Check every line below for the string "Relative", and copy the lines that contain it.

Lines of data
┌────────
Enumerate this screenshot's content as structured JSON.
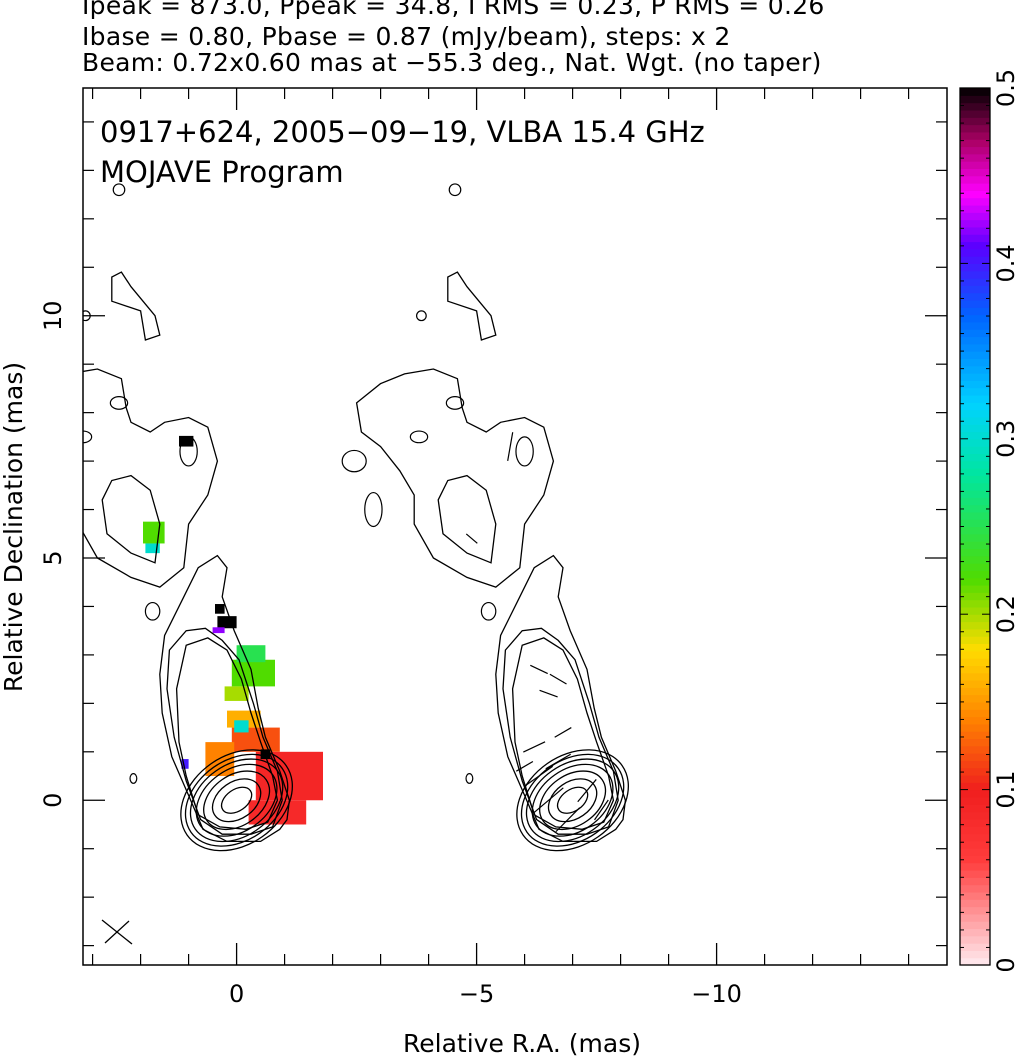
{
  "header": {
    "line1": "Ipeak = 873.0, Ppeak = 34.8, I RMS = 0.23, P RMS = 0.26",
    "line2": "Ibase = 0.80, Pbase = 0.87 (mJy/beam), steps: x 2",
    "line3": "Beam: 0.72x0.60 mas at −55.3 deg., Nat. Wgt. (no taper)"
  },
  "plot_labels": {
    "source": "0917+624, 2005−09−19, VLBA 15.4 GHz",
    "program": "MOJAVE Program"
  },
  "chart_data": {
    "type": "heatmap",
    "xlabel": "Relative R.A. (mas)",
    "ylabel": "Relative Declination (mas)",
    "xlim": [
      3.2,
      -14.8
    ],
    "ylim": [
      -3.4,
      14.7
    ],
    "x_ticks": [
      {
        "value": 0,
        "label": "0"
      },
      {
        "value": -5,
        "label": "−5"
      },
      {
        "value": -10,
        "label": "−10"
      }
    ],
    "y_ticks": [
      {
        "value": 0,
        "label": "0"
      },
      {
        "value": 5,
        "label": "5"
      },
      {
        "value": 10,
        "label": "10"
      }
    ],
    "colorbar": {
      "min": 0,
      "max": 0.5,
      "ticks": [
        {
          "value": 0,
          "label": "0"
        },
        {
          "value": 0.1,
          "label": "0.1"
        },
        {
          "value": 0.2,
          "label": "0.2"
        },
        {
          "value": 0.3,
          "label": "0.3"
        },
        {
          "value": 0.4,
          "label": "0.4"
        },
        {
          "value": 0.5,
          "label": "0.5"
        }
      ]
    },
    "panel_offset_x": -7,
    "core_contour_levels": [
      {
        "a": 0.35,
        "b": 0.22
      },
      {
        "a": 0.55,
        "b": 0.38
      },
      {
        "a": 0.75,
        "b": 0.52
      },
      {
        "a": 0.92,
        "b": 0.64
      },
      {
        "a": 1.05,
        "b": 0.74
      },
      {
        "a": 1.16,
        "b": 0.83
      },
      {
        "a": 1.26,
        "b": 0.92
      }
    ],
    "jet_contours": [
      [
        [
          -0.9,
          -0.6
        ],
        [
          -0.5,
          -0.85
        ],
        [
          0.2,
          -0.85
        ],
        [
          0.7,
          -0.6
        ],
        [
          1.0,
          0.1
        ],
        [
          1.35,
          0.9
        ],
        [
          1.55,
          1.8
        ],
        [
          1.6,
          2.6
        ],
        [
          1.5,
          3.4
        ],
        [
          1.1,
          4.2
        ],
        [
          0.8,
          4.8
        ],
        [
          0.4,
          5.05
        ],
        [
          0.2,
          4.8
        ],
        [
          0.3,
          4.2
        ],
        [
          0.05,
          3.5
        ],
        [
          -0.3,
          2.7
        ],
        [
          -0.45,
          1.9
        ],
        [
          -0.6,
          1.3
        ],
        [
          -0.9,
          0.6
        ],
        [
          -1.1,
          0.0
        ],
        [
          -1.05,
          -0.4
        ]
      ],
      [
        [
          -0.75,
          -0.55
        ],
        [
          -0.3,
          -0.7
        ],
        [
          0.3,
          -0.7
        ],
        [
          0.75,
          -0.4
        ],
        [
          1.05,
          0.4
        ],
        [
          1.3,
          1.3
        ],
        [
          1.45,
          2.3
        ],
        [
          1.4,
          3.1
        ],
        [
          1.05,
          3.5
        ],
        [
          0.65,
          3.55
        ],
        [
          0.3,
          3.3
        ],
        [
          -0.05,
          2.9
        ],
        [
          -0.35,
          2.0
        ],
        [
          -0.55,
          1.3
        ],
        [
          -0.85,
          0.6
        ],
        [
          -0.95,
          0.0
        ]
      ],
      [
        [
          -0.65,
          -0.45
        ],
        [
          -0.2,
          -0.6
        ],
        [
          0.35,
          -0.55
        ],
        [
          0.8,
          -0.3
        ],
        [
          1.05,
          0.5
        ],
        [
          1.2,
          1.2
        ],
        [
          1.25,
          2.3
        ],
        [
          1.05,
          3.2
        ],
        [
          0.6,
          3.35
        ],
        [
          0.2,
          3.1
        ],
        [
          -0.1,
          2.5
        ],
        [
          -0.3,
          1.8
        ],
        [
          -0.5,
          1.2
        ],
        [
          -0.75,
          0.5
        ],
        [
          -0.85,
          0.0
        ]
      ],
      [
        [
          1.1,
          4.8
        ],
        [
          1.6,
          4.4
        ],
        [
          2.2,
          4.6
        ],
        [
          2.9,
          5.0
        ],
        [
          3.3,
          5.7
        ],
        [
          3.3,
          6.3
        ],
        [
          3.6,
          6.8
        ],
        [
          4.0,
          7.3
        ],
        [
          4.4,
          7.6
        ],
        [
          4.5,
          8.2
        ],
        [
          4.0,
          8.6
        ],
        [
          3.5,
          8.8
        ],
        [
          2.9,
          8.9
        ],
        [
          2.4,
          8.7
        ],
        [
          2.3,
          8.1
        ],
        [
          2.2,
          7.8
        ],
        [
          1.8,
          7.6
        ],
        [
          1.5,
          7.8
        ],
        [
          1.0,
          7.9
        ],
        [
          0.6,
          7.7
        ],
        [
          0.4,
          7.0
        ],
        [
          0.6,
          6.3
        ],
        [
          1.0,
          5.7
        ]
      ],
      [
        [
          1.7,
          4.9
        ],
        [
          2.2,
          5.1
        ],
        [
          2.7,
          5.5
        ],
        [
          2.8,
          6.2
        ],
        [
          2.6,
          6.6
        ],
        [
          2.2,
          6.7
        ],
        [
          1.8,
          6.4
        ],
        [
          1.6,
          5.7
        ]
      ],
      [
        [
          2.0,
          10.1
        ],
        [
          2.6,
          10.3
        ],
        [
          2.6,
          10.8
        ],
        [
          2.4,
          10.9
        ],
        [
          2.2,
          10.6
        ],
        [
          1.7,
          10.0
        ],
        [
          1.6,
          9.6
        ],
        [
          1.9,
          9.5
        ]
      ]
    ],
    "small_islands": [
      {
        "x": 1.0,
        "y": 7.2,
        "rx": 0.18,
        "ry": 0.3
      },
      {
        "x": 2.45,
        "y": 8.2,
        "rx": 0.18,
        "ry": 0.13
      },
      {
        "x": 3.2,
        "y": 7.5,
        "rx": 0.18,
        "ry": 0.12
      },
      {
        "x": 4.55,
        "y": 7.0,
        "rx": 0.25,
        "ry": 0.22
      },
      {
        "x": 4.15,
        "y": 6.0,
        "rx": 0.18,
        "ry": 0.35
      },
      {
        "x": 1.75,
        "y": 3.9,
        "rx": 0.15,
        "ry": 0.18
      },
      {
        "x": 3.15,
        "y": 10.0,
        "rx": 0.1,
        "ry": 0.1
      },
      {
        "x": 2.45,
        "y": 12.6,
        "rx": 0.12,
        "ry": 0.12
      },
      {
        "x": 2.15,
        "y": 0.45,
        "rx": 0.07,
        "ry": 0.1
      }
    ],
    "pol_pixels": [
      {
        "x": -0.4,
        "y": 0.0,
        "w": 1.4,
        "h": 1.0,
        "value": 0.09
      },
      {
        "x": -0.25,
        "y": -0.5,
        "w": 1.2,
        "h": 0.5,
        "value": 0.085
      },
      {
        "x": 0.1,
        "y": 1.0,
        "w": 1.0,
        "h": 0.5,
        "value": 0.12
      },
      {
        "x": 0.2,
        "y": 1.5,
        "w": 0.7,
        "h": 0.35,
        "value": 0.16
      },
      {
        "x": 0.65,
        "y": 0.5,
        "w": 0.6,
        "h": 0.7,
        "value": 0.14
      },
      {
        "x": 0.05,
        "y": 1.4,
        "w": 0.3,
        "h": 0.25,
        "value": 0.3
      },
      {
        "x": 0.1,
        "y": 2.35,
        "w": 0.9,
        "h": 0.55,
        "value": 0.22
      },
      {
        "x": 0.0,
        "y": 2.85,
        "w": 0.6,
        "h": 0.35,
        "value": 0.25
      },
      {
        "x": 0.25,
        "y": 2.05,
        "w": 0.5,
        "h": 0.3,
        "value": 0.2
      },
      {
        "x": 0.4,
        "y": 3.55,
        "w": 0.4,
        "h": 0.25,
        "value": 0.5
      },
      {
        "x": 0.45,
        "y": 3.85,
        "w": 0.2,
        "h": 0.2,
        "value": 0.5
      },
      {
        "x": 0.5,
        "y": 3.45,
        "w": 0.25,
        "h": 0.12,
        "value": 0.42
      },
      {
        "x": -0.5,
        "y": 0.85,
        "w": 0.2,
        "h": 0.2,
        "value": 0.5
      },
      {
        "x": 1.2,
        "y": 7.3,
        "w": 0.3,
        "h": 0.22,
        "value": 0.5
      },
      {
        "x": 1.95,
        "y": 5.3,
        "w": 0.45,
        "h": 0.45,
        "value": 0.22
      },
      {
        "x": 1.9,
        "y": 5.1,
        "w": 0.3,
        "h": 0.2,
        "value": 0.3
      },
      {
        "x": 1.15,
        "y": 0.65,
        "w": 0.15,
        "h": 0.2,
        "value": 0.4
      }
    ],
    "evpa_sticks": [
      {
        "x": 0.1,
        "y": -0.4,
        "angle": 45,
        "len": 0.7
      },
      {
        "x": 0.5,
        "y": 0.0,
        "angle": 40,
        "len": 0.8
      },
      {
        "x": 0.7,
        "y": 0.5,
        "angle": 35,
        "len": 0.7
      },
      {
        "x": -0.3,
        "y": 0.2,
        "angle": 50,
        "len": 0.6
      },
      {
        "x": 0.3,
        "y": 0.8,
        "angle": 30,
        "len": 0.6
      },
      {
        "x": 0.8,
        "y": 1.1,
        "angle": 25,
        "len": 0.5
      },
      {
        "x": -0.6,
        "y": -0.2,
        "angle": 55,
        "len": 0.5
      },
      {
        "x": 0.2,
        "y": 1.4,
        "angle": 30,
        "len": 0.4
      },
      {
        "x": 1.0,
        "y": 0.7,
        "angle": 30,
        "len": 0.4
      },
      {
        "x": 0.3,
        "y": 2.5,
        "angle": -30,
        "len": 0.4
      },
      {
        "x": 0.7,
        "y": 2.7,
        "angle": -25,
        "len": 0.4
      },
      {
        "x": 0.5,
        "y": 2.2,
        "angle": -20,
        "len": 0.4
      },
      {
        "x": 1.3,
        "y": 7.3,
        "angle": 80,
        "len": 0.6
      },
      {
        "x": 2.1,
        "y": 5.4,
        "angle": -40,
        "len": 0.3
      }
    ]
  }
}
└────────
**Correct answer**
    "xlabel": "Relative R.A. (mas)",
    "ylabel": "Relative Declination (mas)",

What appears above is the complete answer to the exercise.